10-15 a foot plus paint would be very reasonable to me..

Mike


----------



## T37Chef

Ummm...

Lets see...its about 700 miles from Nashville to Pasadena MD...$3.00 per gallon of gas, 10 mpg for towing with a truck. So approx 70 gals of fuel X $3.00 = $210 X 2 (both ways) = $420 + $180 (cost of bottom paint job here $10x18') = *$600.*

Seems it would be cheaper to drive it up here


----------



## TSOJOURNER

T37Chef said:


> Ummm...
> 
> Lets see...its about 700 miles from Nashville to Pasadena MD...$3.00 per gallon of gas, 10 mpg for towing with a truck. So approx 70 gals of fuel X $3.00 = $210 X 2 (both ways) = $420 + $180 (cost of bottom paint job here $10x18') = *$600.*
> 
> Seems it would be cheaper to drive it up here


That's very very tempting...

Mike


----------



## Giulietta

You should try applying Jotun Teflon racing paint, its nice...


----------



## TSOJOURNER

Giulietta said:


> You should try applying Jotun Teflon racing paint, its nice...


Thanks for the suggestion but everyone seems to like VC17 around here.

Mike


----------



## Giulietta

actually that was not a joke


----------



## sailingdog

Giulietta said:


> You should try applying Jotun Teflon racing paint, its nice...


It's not available in the USA AFAIK.


----------



## Giulietta

Actually for your information, in my yard, painting a 42 footer with Jotun costs me 850 Euros, around $1200 US dollars.

Listings of regions and labels:

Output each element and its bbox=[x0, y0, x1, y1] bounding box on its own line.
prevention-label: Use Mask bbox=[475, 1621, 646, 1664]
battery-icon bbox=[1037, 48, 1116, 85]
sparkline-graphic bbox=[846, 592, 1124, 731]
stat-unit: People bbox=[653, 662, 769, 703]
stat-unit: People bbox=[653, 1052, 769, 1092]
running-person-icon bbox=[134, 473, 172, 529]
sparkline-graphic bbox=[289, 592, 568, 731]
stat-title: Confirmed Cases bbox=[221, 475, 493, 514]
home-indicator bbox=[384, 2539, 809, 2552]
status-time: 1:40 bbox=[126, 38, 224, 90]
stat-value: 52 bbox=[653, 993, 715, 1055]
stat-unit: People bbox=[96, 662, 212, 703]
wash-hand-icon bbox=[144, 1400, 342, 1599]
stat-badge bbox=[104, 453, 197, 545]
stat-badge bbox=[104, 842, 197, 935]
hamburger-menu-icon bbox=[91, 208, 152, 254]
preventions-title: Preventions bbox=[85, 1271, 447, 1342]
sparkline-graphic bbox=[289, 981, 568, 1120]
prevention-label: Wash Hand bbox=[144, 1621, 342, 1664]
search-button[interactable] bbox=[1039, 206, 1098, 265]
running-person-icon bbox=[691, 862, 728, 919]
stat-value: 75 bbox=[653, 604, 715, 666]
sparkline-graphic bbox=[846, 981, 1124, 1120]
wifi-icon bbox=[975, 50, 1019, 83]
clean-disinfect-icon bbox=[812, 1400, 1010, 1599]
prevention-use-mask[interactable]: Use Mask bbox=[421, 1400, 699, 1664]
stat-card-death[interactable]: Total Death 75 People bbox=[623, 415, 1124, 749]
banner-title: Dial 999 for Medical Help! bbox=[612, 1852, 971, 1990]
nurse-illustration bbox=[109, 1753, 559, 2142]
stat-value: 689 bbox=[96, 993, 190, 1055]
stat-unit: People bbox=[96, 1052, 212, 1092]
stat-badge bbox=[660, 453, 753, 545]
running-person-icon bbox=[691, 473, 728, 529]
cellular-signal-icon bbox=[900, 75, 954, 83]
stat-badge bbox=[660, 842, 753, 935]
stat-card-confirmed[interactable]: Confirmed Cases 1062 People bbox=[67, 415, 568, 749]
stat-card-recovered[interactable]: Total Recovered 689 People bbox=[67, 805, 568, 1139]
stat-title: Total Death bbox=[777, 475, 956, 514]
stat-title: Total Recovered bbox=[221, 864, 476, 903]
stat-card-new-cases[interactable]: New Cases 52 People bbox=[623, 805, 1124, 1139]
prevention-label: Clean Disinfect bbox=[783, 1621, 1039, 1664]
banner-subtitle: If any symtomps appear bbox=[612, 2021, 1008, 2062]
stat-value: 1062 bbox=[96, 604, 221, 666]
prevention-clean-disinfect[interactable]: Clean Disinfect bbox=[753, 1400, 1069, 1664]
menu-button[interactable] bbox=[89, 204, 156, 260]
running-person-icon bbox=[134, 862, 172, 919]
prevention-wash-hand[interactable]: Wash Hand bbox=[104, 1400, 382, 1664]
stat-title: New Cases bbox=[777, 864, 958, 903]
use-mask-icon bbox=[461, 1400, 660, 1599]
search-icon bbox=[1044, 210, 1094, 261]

Problem details: Continue the forum thread about bottom-painting a boat from the point where it stops.

Final result:
Your lake is expensive. paint it yourself.


----------



## TSOJOURNER

Giulietta said:


> Actually for your information, in my yard, painting a 42 footer with Jotun costs me 850 Euros, around $1200 US dollars.
> 
> Your lake is expensive. paint it yourself.


That's the plan...just hunting for suggestions on the trailer bunk dilemma but thanks...

Mike


----------



## Haguesail

Good to hear you are doing it yourself. It is a rite of passage, and one of the xxx boat jobs. Make sure you wear the protective plastic suit and old clothes, even so this stuff will find a way to get on you. 

As noted earlier, scraping paint off rates somewhat lower on the boat job list than putting it on, while cleaning out a holding tank that had been left full for 3 years rates dead last on my all-time list.

Chris 
Baltic 37 Brut
Volendam


----------



## TSOJOURNER

you may find this interesting or maybe get some ideas i can't post a link 
world wide web sj21fleet1.org/?Tips_and_Tricks:Lift_a_San_Juan_21_off_the_trailer


----------



## T37Chef

Haguesail said:


> Good to hear you are doing it yourself. It is a rite of passage, and one of the xxx boat jobs. Make sure you wear the protective plastic suit and old clothes, even so this stuff will find a way to get on you.
> 
> As noted earlier, scraping paint off rates somewhat lower on the boat job list than putting it on, while cleaning out a holding tank that had been left full for 3 years rates dead last on my all-time list.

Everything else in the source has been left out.